◆ Short exercise
Output every entry exactly, from the first line to the last.

◆ Source records
Begin

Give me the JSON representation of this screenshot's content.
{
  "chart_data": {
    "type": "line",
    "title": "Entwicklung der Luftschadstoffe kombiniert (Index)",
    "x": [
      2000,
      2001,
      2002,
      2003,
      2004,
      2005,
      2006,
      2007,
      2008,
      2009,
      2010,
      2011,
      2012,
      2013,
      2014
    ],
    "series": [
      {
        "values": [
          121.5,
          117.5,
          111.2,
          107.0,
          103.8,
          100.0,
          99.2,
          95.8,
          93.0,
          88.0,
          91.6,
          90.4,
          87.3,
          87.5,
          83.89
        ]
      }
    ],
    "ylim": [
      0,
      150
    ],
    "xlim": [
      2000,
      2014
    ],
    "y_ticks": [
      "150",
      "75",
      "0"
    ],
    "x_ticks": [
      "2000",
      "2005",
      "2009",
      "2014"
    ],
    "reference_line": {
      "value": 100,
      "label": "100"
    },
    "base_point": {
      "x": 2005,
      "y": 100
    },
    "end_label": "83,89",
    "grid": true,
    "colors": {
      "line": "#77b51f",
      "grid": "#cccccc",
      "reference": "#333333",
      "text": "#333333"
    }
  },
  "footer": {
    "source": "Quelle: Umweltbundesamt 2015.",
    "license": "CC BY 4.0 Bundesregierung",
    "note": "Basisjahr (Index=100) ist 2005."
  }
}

End

◆ Finished exercise
Give me the JSON representation of this screenshot's content.
{
  "chart_data": {
    "type": "line",
    "title": "Entwicklung der Luftschadstoffe kombiniert (Index)",
    "x": [
      2000,
      2001,
      2002,
      2003,
      2004,
      2005,
      2006,
      2007,
      2008,
      2009,
      2010,
      2011,
      2012,
      2013,
      2014
    ],
    "series": [
      {
        "values": [
          121.5,
          117.5,
          111.2,
          107.0,
          103.8,
          100.0,
          99.2,
          95.8,
          93.0,
          88.0,
          91.6,
          90.4,
          87.3,
          87.5,
          83.89
        ]
      }
    ],
    "ylim": [
      0,
      150
    ],
    "xlim": [
      2000,
      2014
    ],
    "y_ticks": [
      "150",
      "75",
      "0"
    ],
    "x_ticks": [
      "2000",
      "2005",
      "2009",
      "2014"
    ],
    "reference_line": {
      "value": 100,
      "label": "100"
    },
    "base_point": {
      "x": 2005,
      "y": 100
    },
    "end_label": "83,89",
    "grid": true,
    "colors": {
      "line": "#77b51f",
      "grid": "#cccccc",
      "reference": "#333333",
      "text": "#333333"
    }
  },
  "footer": {
    "source": "Quelle: Umweltbundesamt 2015.",
    "license": "CC BY 4.0 Bundesregierung",
    "note": "Basisjahr (Index=100) ist 2005."
  }
}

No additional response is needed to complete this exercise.